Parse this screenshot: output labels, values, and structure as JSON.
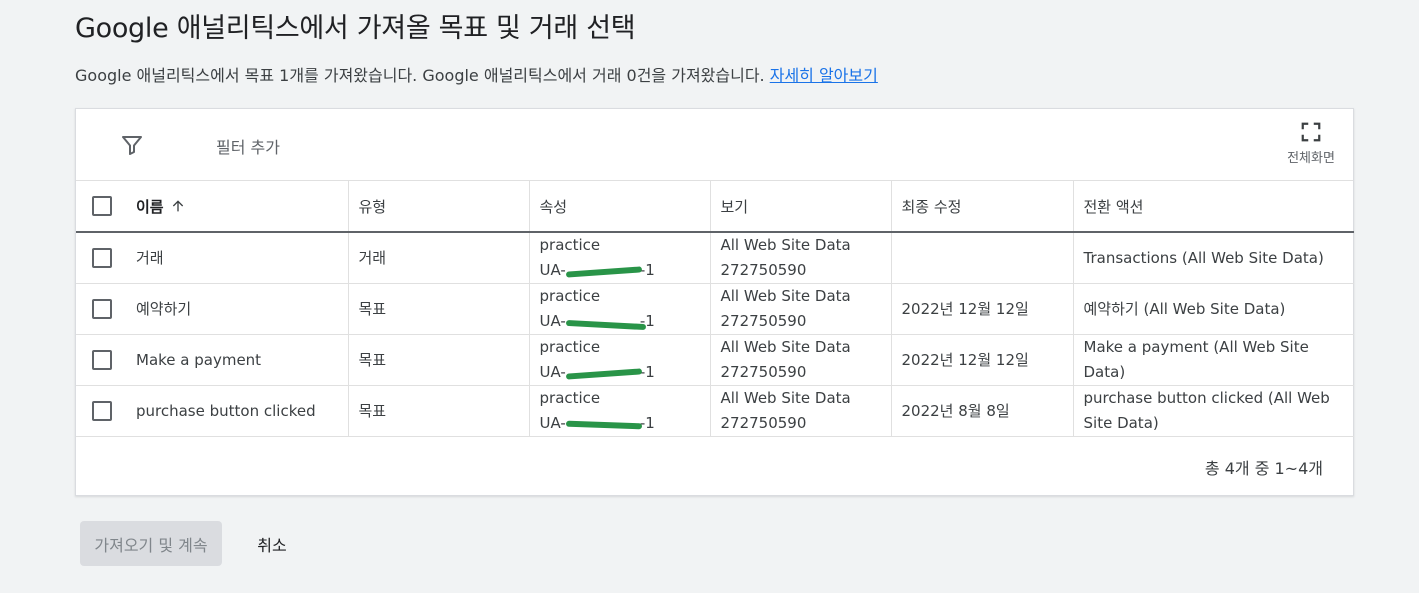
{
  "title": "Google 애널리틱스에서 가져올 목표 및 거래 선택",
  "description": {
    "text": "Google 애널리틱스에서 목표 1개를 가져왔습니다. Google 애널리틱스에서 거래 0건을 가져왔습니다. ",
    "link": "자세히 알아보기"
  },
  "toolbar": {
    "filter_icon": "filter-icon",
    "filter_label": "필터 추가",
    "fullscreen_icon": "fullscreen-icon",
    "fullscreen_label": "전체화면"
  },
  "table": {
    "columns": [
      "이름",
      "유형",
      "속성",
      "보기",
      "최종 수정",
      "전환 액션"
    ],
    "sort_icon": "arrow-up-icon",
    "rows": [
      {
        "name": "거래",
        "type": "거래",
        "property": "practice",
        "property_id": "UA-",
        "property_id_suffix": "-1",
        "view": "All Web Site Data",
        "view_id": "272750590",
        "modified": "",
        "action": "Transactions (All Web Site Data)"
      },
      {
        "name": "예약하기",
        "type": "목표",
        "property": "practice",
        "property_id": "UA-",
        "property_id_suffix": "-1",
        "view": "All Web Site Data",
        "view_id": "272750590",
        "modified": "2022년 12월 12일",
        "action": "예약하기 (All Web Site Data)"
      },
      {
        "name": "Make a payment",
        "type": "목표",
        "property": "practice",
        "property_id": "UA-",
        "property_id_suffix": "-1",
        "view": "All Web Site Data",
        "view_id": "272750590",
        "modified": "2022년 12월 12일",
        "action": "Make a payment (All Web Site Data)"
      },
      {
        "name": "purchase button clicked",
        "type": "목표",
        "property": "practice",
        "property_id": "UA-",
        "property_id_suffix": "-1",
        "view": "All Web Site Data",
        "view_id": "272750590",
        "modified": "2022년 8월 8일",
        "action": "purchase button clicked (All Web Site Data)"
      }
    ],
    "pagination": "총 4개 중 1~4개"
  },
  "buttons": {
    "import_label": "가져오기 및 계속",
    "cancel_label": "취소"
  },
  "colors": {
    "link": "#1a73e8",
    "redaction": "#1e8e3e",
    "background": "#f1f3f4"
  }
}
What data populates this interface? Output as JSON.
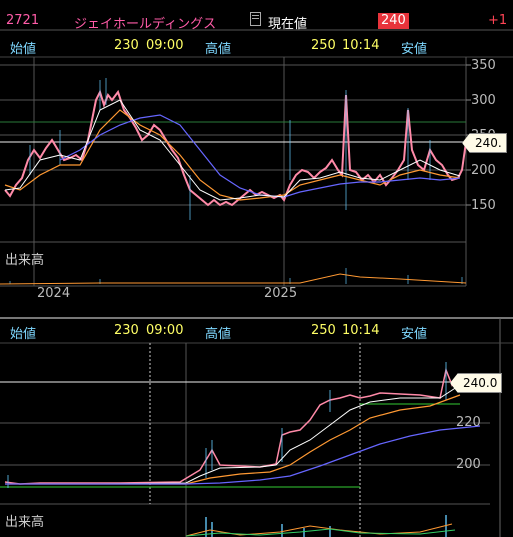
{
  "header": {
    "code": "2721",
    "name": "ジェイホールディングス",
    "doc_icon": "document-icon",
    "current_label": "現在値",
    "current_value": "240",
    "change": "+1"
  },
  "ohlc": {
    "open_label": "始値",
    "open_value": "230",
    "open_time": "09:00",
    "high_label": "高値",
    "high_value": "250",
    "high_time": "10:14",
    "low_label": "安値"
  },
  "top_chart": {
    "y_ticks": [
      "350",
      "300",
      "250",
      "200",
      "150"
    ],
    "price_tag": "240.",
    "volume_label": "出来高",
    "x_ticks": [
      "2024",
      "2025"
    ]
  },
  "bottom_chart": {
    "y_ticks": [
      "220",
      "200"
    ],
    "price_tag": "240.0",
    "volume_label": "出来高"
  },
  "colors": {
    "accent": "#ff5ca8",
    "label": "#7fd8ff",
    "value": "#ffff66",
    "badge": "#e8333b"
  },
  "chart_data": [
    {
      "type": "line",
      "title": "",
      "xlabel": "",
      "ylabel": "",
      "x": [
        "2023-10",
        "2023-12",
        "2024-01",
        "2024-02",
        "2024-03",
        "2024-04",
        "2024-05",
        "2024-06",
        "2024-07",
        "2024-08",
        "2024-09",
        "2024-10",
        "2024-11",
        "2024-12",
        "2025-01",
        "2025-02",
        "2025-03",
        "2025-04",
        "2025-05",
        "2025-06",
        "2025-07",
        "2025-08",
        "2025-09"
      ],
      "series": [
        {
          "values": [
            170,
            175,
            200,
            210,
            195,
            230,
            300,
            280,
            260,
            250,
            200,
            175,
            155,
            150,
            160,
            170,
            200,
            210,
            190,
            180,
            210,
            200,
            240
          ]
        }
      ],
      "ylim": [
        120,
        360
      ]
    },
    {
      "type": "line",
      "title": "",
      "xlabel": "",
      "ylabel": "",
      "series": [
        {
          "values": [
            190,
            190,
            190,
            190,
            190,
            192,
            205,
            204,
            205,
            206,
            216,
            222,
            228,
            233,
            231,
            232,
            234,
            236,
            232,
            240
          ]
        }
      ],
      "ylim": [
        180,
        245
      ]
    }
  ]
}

------------------------------

**To be done**
Reproduce the whole listing exactly, but not the images in it.

**Complete answer**
Parse this screenshot: output labels, values, and structure as JSON.
{
  "title": "Google 애널리틱스에서 가져올 목표 및 거래 선택",
  "description": {
    "text": "Google 애널리틱스에서 목표 1개를 가져왔습니다. Google 애널리틱스에서 거래 0건을 가져왔습니다. ",
    "link": "자세히 알아보기"
  },
  "toolbar": {
    "filter_icon": "filter-icon",
    "filter_label": "필터 추가",
    "fullscreen_icon": "fullscreen-icon",
    "fullscreen_label": "전체화면"
  },
  "table": {
    "columns": [
      "이름",
      "유형",
      "속성",
      "보기",
      "최종 수정",
      "전환 액션"
    ],
    "sort_icon": "arrow-up-icon",
    "rows": [
      {
        "name": "거래",
        "type": "거래",
        "property": "practice",
        "property_id": "UA-",
        "property_id_suffix": "-1",
        "view": "All Web Site Data",
        "view_id": "272750590",
        "modified": "",
        "action": "Transactions (All Web Site Data)"
      },
      {
        "name": "예약하기",
        "type": "목표",
        "property": "practice",
        "property_id": "UA-",
        "property_id_suffix": "-1",
        "view": "All Web Site Data",
        "view_id": "272750590",
        "modified": "2022년 12월 12일",
        "action": "예약하기 (All Web Site Data)"
      },
      {
        "name": "Make a payment",
        "type": "목표",
        "property": "practice",
        "property_id": "UA-",
        "property_id_suffix": "-1",
        "view": "All Web Site Data",
        "view_id": "272750590",
        "modified": "2022년 12월 12일",
        "action": "Make a payment (All Web Site Data)"
      },
      {
        "name": "purchase button clicked",
        "type": "목표",
        "property": "practice",
        "property_id": "UA-",
        "property_id_suffix": "-1",
        "view": "All Web Site Data",
        "view_id": "272750590",
        "modified": "2022년 8월 8일",
        "action": "purchase button clicked (All Web Site Data)"
      }
    ],
    "pagination": "총 4개 중 1~4개"
  },
  "buttons": {
    "import_label": "가져오기 및 계속",
    "cancel_label": "취소"
  },
  "colors": {
    "link": "#1a73e8",
    "redaction": "#1e8e3e",
    "background": "#f1f3f4"
  }
}
What data populates this interface? Output as JSON.
{
  "header": {
    "code": "2721",
    "name": "ジェイホールディングス",
    "doc_icon": "document-icon",
    "current_label": "現在値",
    "current_value": "240",
    "change": "+1"
  },
  "ohlc": {
    "open_label": "始値",
    "open_value": "230",
    "open_time": "09:00",
    "high_label": "高値",
    "high_value": "250",
    "high_time": "10:14",
    "low_label": "安値"
  },
  "top_chart": {
    "y_ticks": [
      "350",
      "300",
      "250",
      "200",
      "150"
    ],
    "price_tag": "240.",
    "volume_label": "出来高",
    "x_ticks": [
      "2024",
      "2025"
    ]
  },
  "bottom_chart": {
    "y_ticks": [
      "220",
      "200"
    ],
    "price_tag": "240.0",
    "volume_label": "出来高"
  },
  "colors": {
    "accent": "#ff5ca8",
    "label": "#7fd8ff",
    "value": "#ffff66",
    "badge": "#e8333b"
  },
  "chart_data": [
    {
      "type": "line",
      "title": "",
      "xlabel": "",
      "ylabel": "",
      "x": [
        "2023-10",
        "2023-12",
        "2024-01",
        "2024-02",
        "2024-03",
        "2024-04",
        "2024-05",
        "2024-06",
        "2024-07",
        "2024-08",
        "2024-09",
        "2024-10",
        "2024-11",
        "2024-12",
        "2025-01",
        "2025-02",
        "2025-03",
        "2025-04",
        "2025-05",
        "2025-06",
        "2025-07",
        "2025-08",
        "2025-09"
      ],
      "series": [
        {
          "values": [
            170,
            175,
            200,
            210,
            195,
            230,
            300,
            280,
            260,
            250,
            200,
            175,
            155,
            150,
            160,
            170,
            200,
            210,
            190,
            180,
            210,
            200,
            240
          ]
        }
      ],
      "ylim": [
        120,
        360
      ]
    },
    {
      "type": "line",
      "title": "",
      "xlabel": "",
      "ylabel": "",
      "series": [
        {
          "values": [
            190,
            190,
            190,
            190,
            190,
            192,
            205,
            204,
            205,
            206,
            216,
            222,
            228,
            233,
            231,
            232,
            234,
            236,
            232,
            240
          ]
        }
      ],
      "ylim": [
        180,
        245
      ]
    }
  ]
}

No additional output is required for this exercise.